Look at the entries below and reproduce them exactly.

>>>>

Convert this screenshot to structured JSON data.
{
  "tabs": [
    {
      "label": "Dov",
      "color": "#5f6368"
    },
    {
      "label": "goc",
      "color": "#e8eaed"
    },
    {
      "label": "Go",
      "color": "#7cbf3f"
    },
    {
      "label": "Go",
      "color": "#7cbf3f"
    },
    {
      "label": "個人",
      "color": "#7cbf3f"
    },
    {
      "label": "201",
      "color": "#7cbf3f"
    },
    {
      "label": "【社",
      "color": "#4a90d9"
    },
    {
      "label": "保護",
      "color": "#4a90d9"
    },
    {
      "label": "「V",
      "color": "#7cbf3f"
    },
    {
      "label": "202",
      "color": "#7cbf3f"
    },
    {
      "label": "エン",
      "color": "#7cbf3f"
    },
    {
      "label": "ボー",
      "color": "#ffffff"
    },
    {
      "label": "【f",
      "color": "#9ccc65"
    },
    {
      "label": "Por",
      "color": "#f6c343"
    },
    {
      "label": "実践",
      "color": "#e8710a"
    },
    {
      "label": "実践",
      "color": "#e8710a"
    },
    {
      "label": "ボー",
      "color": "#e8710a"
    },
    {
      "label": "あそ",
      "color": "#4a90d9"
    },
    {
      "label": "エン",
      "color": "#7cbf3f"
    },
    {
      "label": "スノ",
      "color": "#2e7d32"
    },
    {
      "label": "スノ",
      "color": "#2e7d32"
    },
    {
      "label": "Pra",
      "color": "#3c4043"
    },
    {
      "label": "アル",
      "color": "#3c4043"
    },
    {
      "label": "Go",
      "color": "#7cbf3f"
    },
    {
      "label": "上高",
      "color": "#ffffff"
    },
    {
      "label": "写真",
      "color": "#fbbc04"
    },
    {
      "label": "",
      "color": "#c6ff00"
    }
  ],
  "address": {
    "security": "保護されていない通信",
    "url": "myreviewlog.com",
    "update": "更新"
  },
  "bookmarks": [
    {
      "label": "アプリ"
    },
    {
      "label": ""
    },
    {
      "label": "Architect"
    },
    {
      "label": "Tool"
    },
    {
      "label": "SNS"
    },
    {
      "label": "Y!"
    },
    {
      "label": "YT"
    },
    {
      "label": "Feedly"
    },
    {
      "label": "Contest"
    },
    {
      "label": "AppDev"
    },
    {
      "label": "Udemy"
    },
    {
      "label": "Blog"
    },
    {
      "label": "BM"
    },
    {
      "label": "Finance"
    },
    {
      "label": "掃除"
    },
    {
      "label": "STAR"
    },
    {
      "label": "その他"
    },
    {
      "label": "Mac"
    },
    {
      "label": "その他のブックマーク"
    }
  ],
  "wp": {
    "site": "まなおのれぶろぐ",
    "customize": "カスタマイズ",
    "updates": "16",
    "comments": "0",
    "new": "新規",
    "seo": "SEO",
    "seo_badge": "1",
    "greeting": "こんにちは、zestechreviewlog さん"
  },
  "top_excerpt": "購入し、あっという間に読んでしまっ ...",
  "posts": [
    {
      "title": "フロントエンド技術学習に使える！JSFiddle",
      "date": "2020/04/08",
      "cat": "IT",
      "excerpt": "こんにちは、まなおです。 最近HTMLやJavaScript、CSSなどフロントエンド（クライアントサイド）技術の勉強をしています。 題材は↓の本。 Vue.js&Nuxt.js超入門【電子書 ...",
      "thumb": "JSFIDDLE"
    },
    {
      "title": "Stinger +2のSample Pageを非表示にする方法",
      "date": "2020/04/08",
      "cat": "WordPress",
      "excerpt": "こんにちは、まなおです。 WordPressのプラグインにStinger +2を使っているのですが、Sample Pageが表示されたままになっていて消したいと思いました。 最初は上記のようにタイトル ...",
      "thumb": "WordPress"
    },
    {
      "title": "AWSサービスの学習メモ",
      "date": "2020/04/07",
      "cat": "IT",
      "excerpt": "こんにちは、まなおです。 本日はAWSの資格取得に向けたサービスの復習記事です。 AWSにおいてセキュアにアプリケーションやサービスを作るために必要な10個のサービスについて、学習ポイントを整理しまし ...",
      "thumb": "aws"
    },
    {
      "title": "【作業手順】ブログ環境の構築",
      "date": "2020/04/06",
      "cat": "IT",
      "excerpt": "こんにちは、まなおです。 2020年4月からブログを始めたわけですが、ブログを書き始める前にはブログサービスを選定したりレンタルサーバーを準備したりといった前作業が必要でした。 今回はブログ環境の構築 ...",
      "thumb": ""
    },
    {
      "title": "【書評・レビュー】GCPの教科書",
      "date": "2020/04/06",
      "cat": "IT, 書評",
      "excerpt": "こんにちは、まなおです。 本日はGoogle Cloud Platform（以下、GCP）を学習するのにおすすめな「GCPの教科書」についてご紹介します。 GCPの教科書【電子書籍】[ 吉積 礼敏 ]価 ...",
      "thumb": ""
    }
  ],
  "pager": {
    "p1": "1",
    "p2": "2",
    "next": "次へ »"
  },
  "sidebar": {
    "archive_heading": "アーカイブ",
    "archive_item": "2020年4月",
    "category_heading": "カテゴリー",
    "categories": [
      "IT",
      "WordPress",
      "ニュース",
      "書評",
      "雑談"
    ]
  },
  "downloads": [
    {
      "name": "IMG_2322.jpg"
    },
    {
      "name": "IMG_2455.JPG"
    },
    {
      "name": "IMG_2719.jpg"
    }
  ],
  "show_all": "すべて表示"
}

<<<<

■ Exercise solution
Convert this screenshot to structured JSON data.
{
  "tabs": [
    {
      "label": "Dov",
      "color": "#5f6368"
    },
    {
      "label": "goc",
      "color": "#e8eaed"
    },
    {
      "label": "Go",
      "color": "#7cbf3f"
    },
    {
      "label": "Go",
      "color": "#7cbf3f"
    },
    {
      "label": "個人",
      "color": "#7cbf3f"
    },
    {
      "label": "201",
      "color": "#7cbf3f"
    },
    {
      "label": "【社",
      "color": "#4a90d9"
    },
    {
      "label": "保護",
      "color": "#4a90d9"
    },
    {
      "label": "「V",
      "color": "#7cbf3f"
    },
    {
      "label": "202",
      "color": "#7cbf3f"
    },
    {
      "label": "エン",
      "color": "#7cbf3f"
    },
    {
      "label": "ボー",
      "color": "#ffffff"
    },
    {
      "label": "【f",
      "color": "#9ccc65"
    },
    {
      "label": "Por",
      "color": "#f6c343"
    },
    {
      "label": "実践",
      "color": "#e8710a"
    },
    {
      "label": "実践",
      "color": "#e8710a"
    },
    {
      "label": "ボー",
      "color": "#e8710a"
    },
    {
      "label": "あそ",
      "color": "#4a90d9"
    },
    {
      "label": "エン",
      "color": "#7cbf3f"
    },
    {
      "label": "スノ",
      "color": "#2e7d32"
    },
    {
      "label": "スノ",
      "color": "#2e7d32"
    },
    {
      "label": "Pra",
      "color": "#3c4043"
    },
    {
      "label": "アル",
      "color": "#3c4043"
    },
    {
      "label": "Go",
      "color": "#7cbf3f"
    },
    {
      "label": "上高",
      "color": "#ffffff"
    },
    {
      "label": "写真",
      "color": "#fbbc04"
    },
    {
      "label": "",
      "color": "#c6ff00"
    }
  ],
  "address": {
    "security": "保護されていない通信",
    "url": "myreviewlog.com",
    "update": "更新"
  },
  "bookmarks": [
    {
      "label": "アプリ"
    },
    {
      "label": ""
    },
    {
      "label": "Architect"
    },
    {
      "label": "Tool"
    },
    {
      "label": "SNS"
    },
    {
      "label": "Y!"
    },
    {
      "label": "YT"
    },
    {
      "label": "Feedly"
    },
    {
      "label": "Contest"
    },
    {
      "label": "AppDev"
    },
    {
      "label": "Udemy"
    },
    {
      "label": "Blog"
    },
    {
      "label": "BM"
    },
    {
      "label": "Finance"
    },
    {
      "label": "掃除"
    },
    {
      "label": "STAR"
    },
    {
      "label": "その他"
    },
    {
      "label": "Mac"
    },
    {
      "label": "その他のブックマーク"
    }
  ],
  "wp": {
    "site": "まなおのれぶろぐ",
    "customize": "カスタマイズ",
    "updates": "16",
    "comments": "0",
    "new": "新規",
    "seo": "SEO",
    "seo_badge": "1",
    "greeting": "こんにちは、zestechreviewlog さん"
  },
  "top_excerpt": "購入し、あっという間に読んでしまっ ...",
  "posts": [
    {
      "title": "フロントエンド技術学習に使える！JSFiddle",
      "date": "2020/04/08",
      "cat": "IT",
      "excerpt": "こんにちは、まなおです。 最近HTMLやJavaScript、CSSなどフロントエンド（クライアントサイド）技術の勉強をしています。 題材は↓の本。 Vue.js&Nuxt.js超入門【電子書 ...",
      "thumb": "JSFIDDLE"
    },
    {
      "title": "Stinger +2のSample Pageを非表示にする方法",
      "date": "2020/04/08",
      "cat": "WordPress",
      "excerpt": "こんにちは、まなおです。 WordPressのプラグインにStinger +2を使っているのですが、Sample Pageが表示されたままになっていて消したいと思いました。 最初は上記のようにタイトル ...",
      "thumb": "WordPress"
    },
    {
      "title": "AWSサービスの学習メモ",
      "date": "2020/04/07",
      "cat": "IT",
      "excerpt": "こんにちは、まなおです。 本日はAWSの資格取得に向けたサービスの復習記事です。 AWSにおいてセキュアにアプリケーションやサービスを作るために必要な10個のサービスについて、学習ポイントを整理しまし ...",
      "thumb": "aws"
    },
    {
      "title": "【作業手順】ブログ環境の構築",
      "date": "2020/04/06",
      "cat": "IT",
      "excerpt": "こんにちは、まなおです。 2020年4月からブログを始めたわけですが、ブログを書き始める前にはブログサービスを選定したりレンタルサーバーを準備したりといった前作業が必要でした。 今回はブログ環境の構築 ...",
      "thumb": ""
    },
    {
      "title": "【書評・レビュー】GCPの教科書",
      "date": "2020/04/06",
      "cat": "IT, 書評",
      "excerpt": "こんにちは、まなおです。 本日はGoogle Cloud Platform（以下、GCP）を学習するのにおすすめな「GCPの教科書」についてご紹介します。 GCPの教科書【電子書籍】[ 吉積 礼敏 ]価 ...",
      "thumb": ""
    }
  ],
  "pager": {
    "p1": "1",
    "p2": "2",
    "next": "次へ »"
  },
  "sidebar": {
    "archive_heading": "アーカイブ",
    "archive_item": "2020年4月",
    "category_heading": "カテゴリー",
    "categories": [
      "IT",
      "WordPress",
      "ニュース",
      "書評",
      "雑談"
    ]
  },
  "downloads": [
    {
      "name": "IMG_2322.jpg"
    },
    {
      "name": "IMG_2455.JPG"
    },
    {
      "name": "IMG_2719.jpg"
    }
  ],
  "show_all": "すべて表示"
}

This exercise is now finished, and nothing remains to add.